In and Out of Tune Piano strings and the order of the universe
words: LAWRENCE WILSON
photos: LAURA GRENARD
One warm afternoon in 1985, I carried my mother's garden spade beneath a tree in our backyard, dug a hole, and buried two cassette tapes: AC/DC's Who Made Who and Back In Black.
While childhood offers the luxury of such eccentricity without the burden of justification, this I can contextualize: I was hiding my tapes from God. I was in second grade, at the height of my brief phase as a Christian zealot, and the reason why AC/DC had it so hard was a rumor I had picked up at school, that the band's puzzling, apparently playful acronym was actually tantamount to a satanic pledge of allegiance. If saying the f-word was enough to rouse the Holy Spirit, I reasoned, the wages of listening to a song titled “Hell's Bells” were sure to be swift and unmitigated. Though my understanding of church doctrine was suspect at best (obviously, an omnipotent being wouldn't be thrown too far off track by a square foot of dirt), I still marvel at that puerile confidence in a world propped up by one unconquerable truth: God ran the show, and if you wanted to know the particulars, He had been kind enough to compile them all in one accessible volume.

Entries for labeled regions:
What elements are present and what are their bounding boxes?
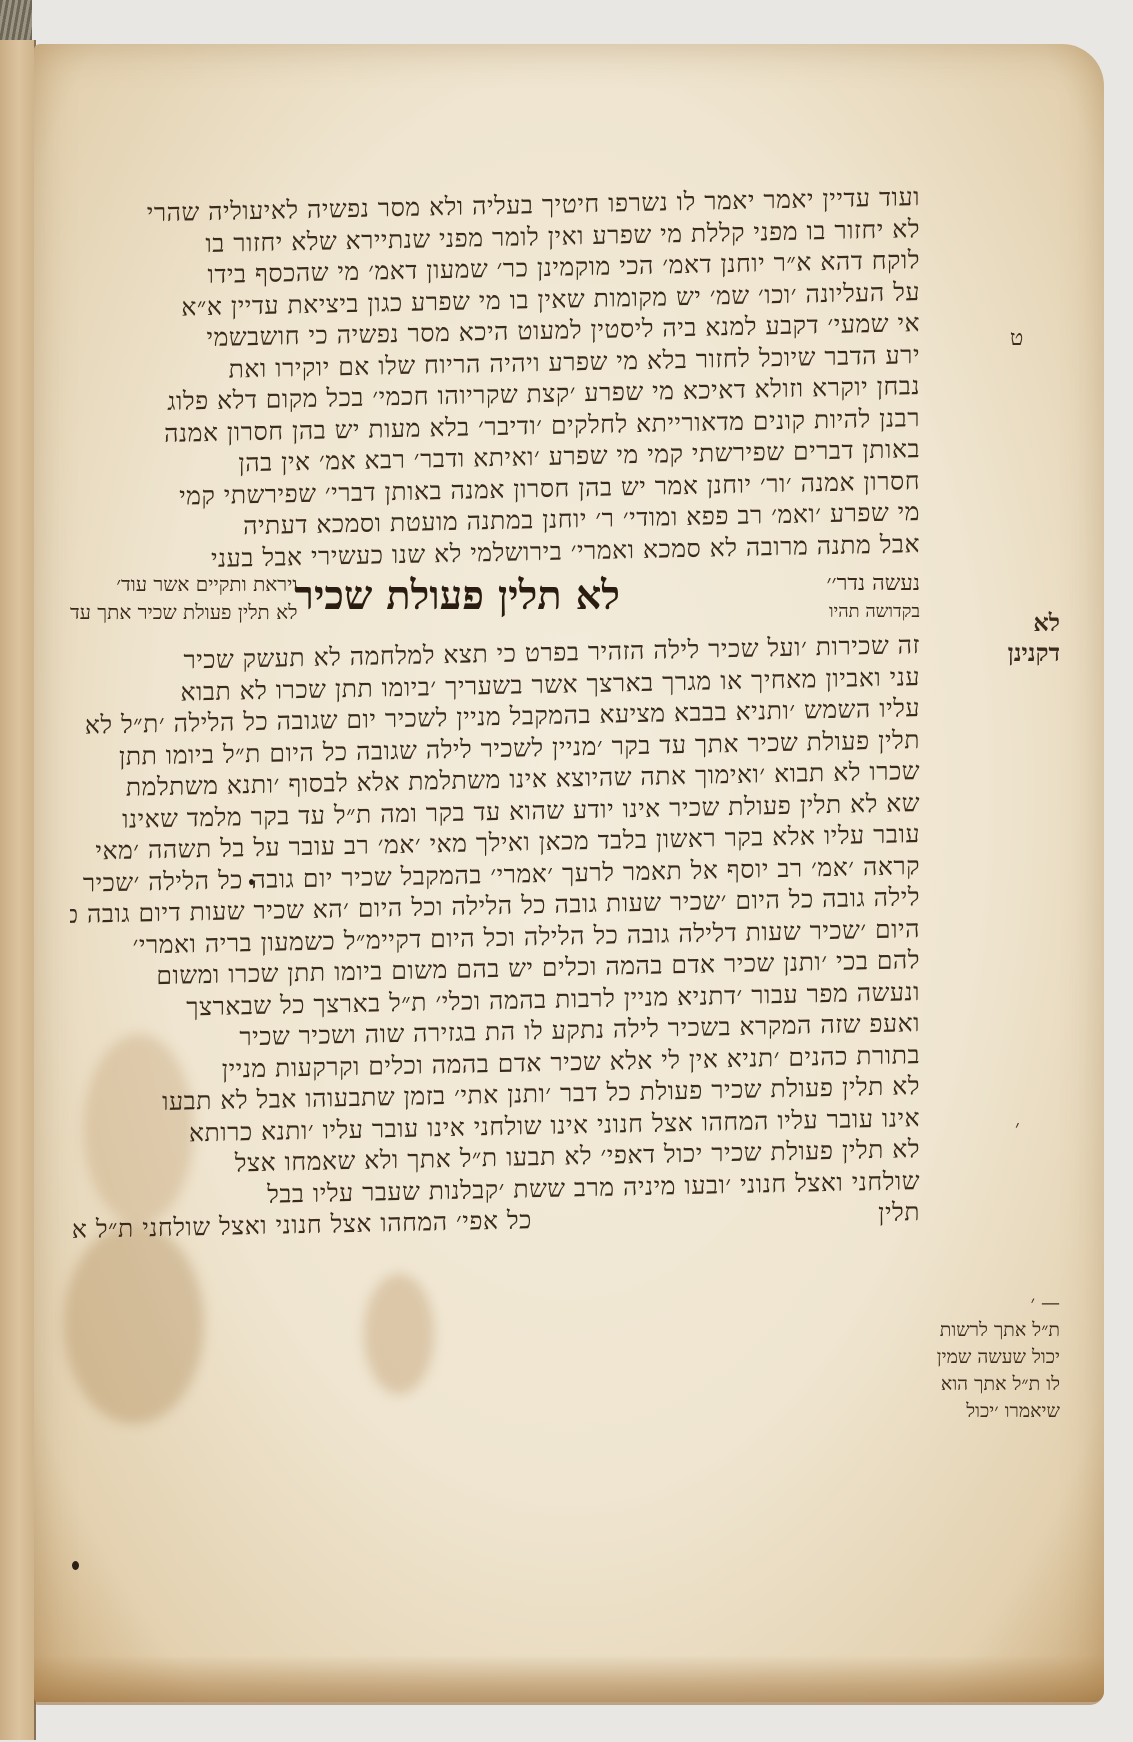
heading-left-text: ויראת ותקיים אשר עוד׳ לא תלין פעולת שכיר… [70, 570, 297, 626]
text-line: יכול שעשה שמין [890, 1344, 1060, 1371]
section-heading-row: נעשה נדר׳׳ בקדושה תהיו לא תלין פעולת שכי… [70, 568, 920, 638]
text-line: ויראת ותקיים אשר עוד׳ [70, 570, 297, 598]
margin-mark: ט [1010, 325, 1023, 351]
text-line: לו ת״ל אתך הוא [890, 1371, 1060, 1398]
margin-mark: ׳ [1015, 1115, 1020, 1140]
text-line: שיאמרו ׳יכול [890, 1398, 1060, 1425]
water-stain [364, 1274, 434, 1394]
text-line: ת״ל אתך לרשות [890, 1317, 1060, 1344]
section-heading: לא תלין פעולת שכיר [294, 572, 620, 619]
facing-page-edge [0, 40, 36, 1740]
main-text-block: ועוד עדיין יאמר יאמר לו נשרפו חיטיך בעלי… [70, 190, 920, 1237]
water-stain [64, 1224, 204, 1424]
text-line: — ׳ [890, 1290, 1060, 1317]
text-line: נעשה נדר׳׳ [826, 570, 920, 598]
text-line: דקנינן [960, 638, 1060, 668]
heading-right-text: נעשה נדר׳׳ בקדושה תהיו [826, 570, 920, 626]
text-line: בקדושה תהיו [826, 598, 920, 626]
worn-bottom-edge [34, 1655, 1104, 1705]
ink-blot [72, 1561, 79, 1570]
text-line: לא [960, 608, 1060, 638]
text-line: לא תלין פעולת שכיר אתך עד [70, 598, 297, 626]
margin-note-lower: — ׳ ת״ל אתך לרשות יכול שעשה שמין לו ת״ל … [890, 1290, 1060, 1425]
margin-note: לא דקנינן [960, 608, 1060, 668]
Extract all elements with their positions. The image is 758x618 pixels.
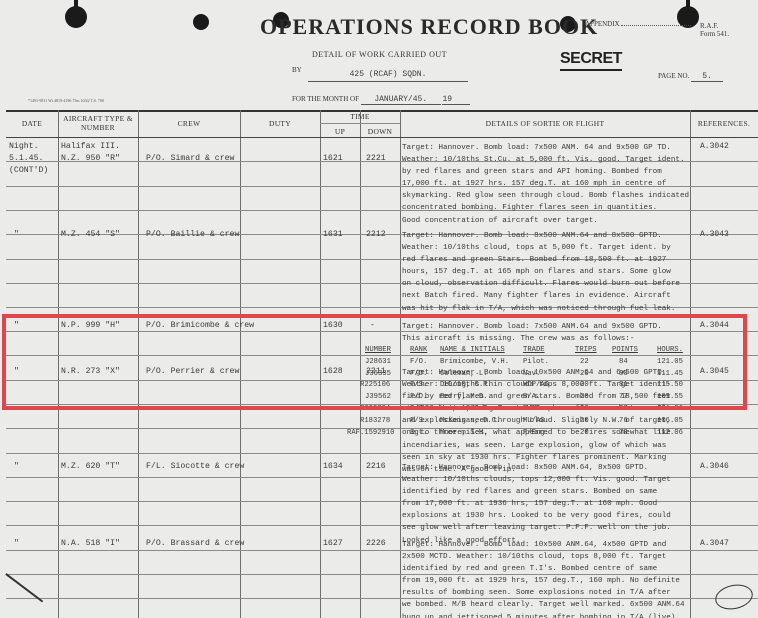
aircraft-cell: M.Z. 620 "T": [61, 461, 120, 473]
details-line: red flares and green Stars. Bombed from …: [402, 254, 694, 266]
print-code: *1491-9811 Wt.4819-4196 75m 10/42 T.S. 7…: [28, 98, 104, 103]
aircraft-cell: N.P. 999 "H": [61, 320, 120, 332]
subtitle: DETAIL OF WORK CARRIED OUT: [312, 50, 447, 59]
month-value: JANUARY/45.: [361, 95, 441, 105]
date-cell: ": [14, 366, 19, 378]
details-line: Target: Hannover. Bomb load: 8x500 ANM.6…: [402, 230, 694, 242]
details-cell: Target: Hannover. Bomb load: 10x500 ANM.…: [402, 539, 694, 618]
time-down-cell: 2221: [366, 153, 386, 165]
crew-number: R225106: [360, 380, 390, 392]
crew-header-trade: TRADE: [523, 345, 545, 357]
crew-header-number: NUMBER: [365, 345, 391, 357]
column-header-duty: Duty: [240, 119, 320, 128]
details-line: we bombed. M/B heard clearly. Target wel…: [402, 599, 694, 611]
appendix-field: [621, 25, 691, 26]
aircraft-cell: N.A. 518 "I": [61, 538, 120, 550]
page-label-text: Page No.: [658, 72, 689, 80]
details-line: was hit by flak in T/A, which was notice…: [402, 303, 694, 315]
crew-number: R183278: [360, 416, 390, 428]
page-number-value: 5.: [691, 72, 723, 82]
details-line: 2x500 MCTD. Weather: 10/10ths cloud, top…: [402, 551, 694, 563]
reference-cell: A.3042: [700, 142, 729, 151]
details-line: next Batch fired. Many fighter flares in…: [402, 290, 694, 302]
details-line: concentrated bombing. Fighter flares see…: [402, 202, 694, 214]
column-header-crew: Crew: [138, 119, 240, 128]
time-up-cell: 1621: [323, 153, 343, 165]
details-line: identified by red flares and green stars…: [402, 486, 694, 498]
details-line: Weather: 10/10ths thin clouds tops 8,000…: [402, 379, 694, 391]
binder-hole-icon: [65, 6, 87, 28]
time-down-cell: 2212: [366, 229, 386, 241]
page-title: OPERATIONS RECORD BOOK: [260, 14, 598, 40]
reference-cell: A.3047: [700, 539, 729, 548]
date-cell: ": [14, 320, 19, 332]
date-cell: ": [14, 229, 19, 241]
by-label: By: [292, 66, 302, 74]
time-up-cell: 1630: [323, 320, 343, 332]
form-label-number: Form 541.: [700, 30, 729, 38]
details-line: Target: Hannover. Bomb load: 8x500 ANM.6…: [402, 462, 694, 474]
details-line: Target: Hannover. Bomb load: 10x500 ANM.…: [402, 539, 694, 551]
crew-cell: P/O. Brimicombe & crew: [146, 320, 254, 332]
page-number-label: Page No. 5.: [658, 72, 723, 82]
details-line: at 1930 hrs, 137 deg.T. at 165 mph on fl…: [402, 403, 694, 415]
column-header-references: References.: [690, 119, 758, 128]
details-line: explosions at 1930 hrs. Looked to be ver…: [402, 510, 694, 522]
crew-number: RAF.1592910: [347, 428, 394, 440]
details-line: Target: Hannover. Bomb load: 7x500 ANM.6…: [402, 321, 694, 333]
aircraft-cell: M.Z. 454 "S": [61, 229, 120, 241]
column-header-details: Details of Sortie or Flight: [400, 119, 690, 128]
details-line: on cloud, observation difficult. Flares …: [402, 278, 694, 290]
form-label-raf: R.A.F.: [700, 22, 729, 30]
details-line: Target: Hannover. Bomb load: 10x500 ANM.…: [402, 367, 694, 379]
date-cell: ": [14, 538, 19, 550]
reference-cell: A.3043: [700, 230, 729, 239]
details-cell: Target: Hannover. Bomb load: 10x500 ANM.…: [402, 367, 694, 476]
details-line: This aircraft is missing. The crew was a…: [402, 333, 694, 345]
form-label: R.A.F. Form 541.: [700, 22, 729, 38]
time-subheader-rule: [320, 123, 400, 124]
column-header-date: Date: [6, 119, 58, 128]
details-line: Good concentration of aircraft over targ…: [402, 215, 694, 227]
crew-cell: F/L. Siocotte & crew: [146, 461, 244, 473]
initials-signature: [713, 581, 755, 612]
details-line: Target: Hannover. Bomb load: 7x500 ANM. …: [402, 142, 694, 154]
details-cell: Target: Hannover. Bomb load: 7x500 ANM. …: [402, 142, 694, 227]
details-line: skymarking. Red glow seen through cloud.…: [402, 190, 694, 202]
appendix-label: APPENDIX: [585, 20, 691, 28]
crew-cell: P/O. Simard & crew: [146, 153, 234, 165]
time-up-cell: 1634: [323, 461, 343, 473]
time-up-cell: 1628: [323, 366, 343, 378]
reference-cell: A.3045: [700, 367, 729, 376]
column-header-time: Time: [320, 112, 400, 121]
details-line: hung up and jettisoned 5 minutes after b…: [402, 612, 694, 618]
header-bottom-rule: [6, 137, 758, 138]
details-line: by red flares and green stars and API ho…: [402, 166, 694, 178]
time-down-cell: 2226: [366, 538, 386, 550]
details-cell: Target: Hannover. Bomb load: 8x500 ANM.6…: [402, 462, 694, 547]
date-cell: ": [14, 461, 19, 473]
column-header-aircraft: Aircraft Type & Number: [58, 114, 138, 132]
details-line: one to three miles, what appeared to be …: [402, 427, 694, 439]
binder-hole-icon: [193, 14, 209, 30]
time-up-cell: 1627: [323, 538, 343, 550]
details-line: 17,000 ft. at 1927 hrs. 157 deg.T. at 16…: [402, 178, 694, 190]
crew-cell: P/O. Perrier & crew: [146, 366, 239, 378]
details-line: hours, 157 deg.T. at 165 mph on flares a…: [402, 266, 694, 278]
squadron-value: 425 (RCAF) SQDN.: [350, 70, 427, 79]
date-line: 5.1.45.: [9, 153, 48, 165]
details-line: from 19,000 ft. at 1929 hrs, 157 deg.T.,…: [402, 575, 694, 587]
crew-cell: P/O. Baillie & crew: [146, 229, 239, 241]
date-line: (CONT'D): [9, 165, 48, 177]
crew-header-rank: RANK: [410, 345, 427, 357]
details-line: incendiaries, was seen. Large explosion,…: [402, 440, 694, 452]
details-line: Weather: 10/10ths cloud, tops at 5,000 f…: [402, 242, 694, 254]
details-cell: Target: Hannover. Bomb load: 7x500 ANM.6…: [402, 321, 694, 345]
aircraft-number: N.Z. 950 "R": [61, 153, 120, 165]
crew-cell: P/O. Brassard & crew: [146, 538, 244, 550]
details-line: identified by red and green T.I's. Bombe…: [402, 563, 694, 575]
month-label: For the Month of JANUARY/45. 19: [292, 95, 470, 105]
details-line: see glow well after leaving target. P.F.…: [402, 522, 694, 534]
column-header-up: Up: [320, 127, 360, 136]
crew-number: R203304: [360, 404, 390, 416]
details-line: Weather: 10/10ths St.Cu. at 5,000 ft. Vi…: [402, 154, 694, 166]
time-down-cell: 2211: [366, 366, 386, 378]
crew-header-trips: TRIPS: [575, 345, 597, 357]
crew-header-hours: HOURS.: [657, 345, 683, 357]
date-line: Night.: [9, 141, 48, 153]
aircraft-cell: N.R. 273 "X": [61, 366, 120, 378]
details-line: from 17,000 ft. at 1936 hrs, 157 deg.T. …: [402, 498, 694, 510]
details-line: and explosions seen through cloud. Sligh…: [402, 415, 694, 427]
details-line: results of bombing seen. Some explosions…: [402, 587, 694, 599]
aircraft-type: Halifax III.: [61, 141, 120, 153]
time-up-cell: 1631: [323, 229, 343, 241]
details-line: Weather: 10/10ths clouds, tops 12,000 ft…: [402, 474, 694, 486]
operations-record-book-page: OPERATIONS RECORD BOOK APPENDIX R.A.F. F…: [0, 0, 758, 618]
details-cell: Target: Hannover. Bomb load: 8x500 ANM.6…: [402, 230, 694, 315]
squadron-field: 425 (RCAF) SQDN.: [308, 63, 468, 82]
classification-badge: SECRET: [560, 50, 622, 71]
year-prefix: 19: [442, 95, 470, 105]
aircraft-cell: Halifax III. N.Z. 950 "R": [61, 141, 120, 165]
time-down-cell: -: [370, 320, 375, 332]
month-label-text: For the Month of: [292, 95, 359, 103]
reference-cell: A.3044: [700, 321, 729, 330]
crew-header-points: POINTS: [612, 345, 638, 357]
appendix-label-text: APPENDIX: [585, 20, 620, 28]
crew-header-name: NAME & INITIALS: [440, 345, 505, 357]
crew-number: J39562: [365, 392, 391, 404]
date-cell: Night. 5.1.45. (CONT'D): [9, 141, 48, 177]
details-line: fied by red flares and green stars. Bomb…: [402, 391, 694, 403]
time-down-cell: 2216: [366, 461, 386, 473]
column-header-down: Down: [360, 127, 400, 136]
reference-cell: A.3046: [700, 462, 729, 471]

• DIRECTIVE 1:
From the records, return unchanged the part that opens with the line containing "aircraft-cell: M.Z. 620" and closes with the line containing "subtitle: DETAIL OF", including both of those lines.
• DIRECTIVE 2:
Please take the piano-strings essay further, starting right after its last sentence.
The piano-strings essay and the records are unrelated material.

• REPLY 1:
aircraft-cell: M.Z. 620 "T": [61, 461, 120, 473]
details-line: red flares and green Stars. Bombed from …: [402, 254, 694, 266]
print-code: *1491-9811 Wt.4819-4196 75m 10/42 T.S. 7…: [28, 98, 104, 103]
aircraft-cell: N.P. 999 "H": [61, 320, 120, 332]
subtitle: DETAIL OF WORK CARRIED OUT: [312, 50, 447, 59]

• REPLY 2:
With adolescence, my faith began to wane, and by the time of my confirmation I had given up hope on such an easy explanation. But for fallen ideologues like myself, coming to terms with ambiguity is an uncomfortable process, and the allure of being handed some definites never fully recedes. That longing for a sense of clarity—an arrangement with some sort of purpose—is probably why I've long been interested in physics. Specifically, I enjoy keeping tabs on the search for a unified theory, the golden key that explains everything. I had to repeat algebra, though, and have made peace with the fact that I will never learn the subtleties of a particle accelerator.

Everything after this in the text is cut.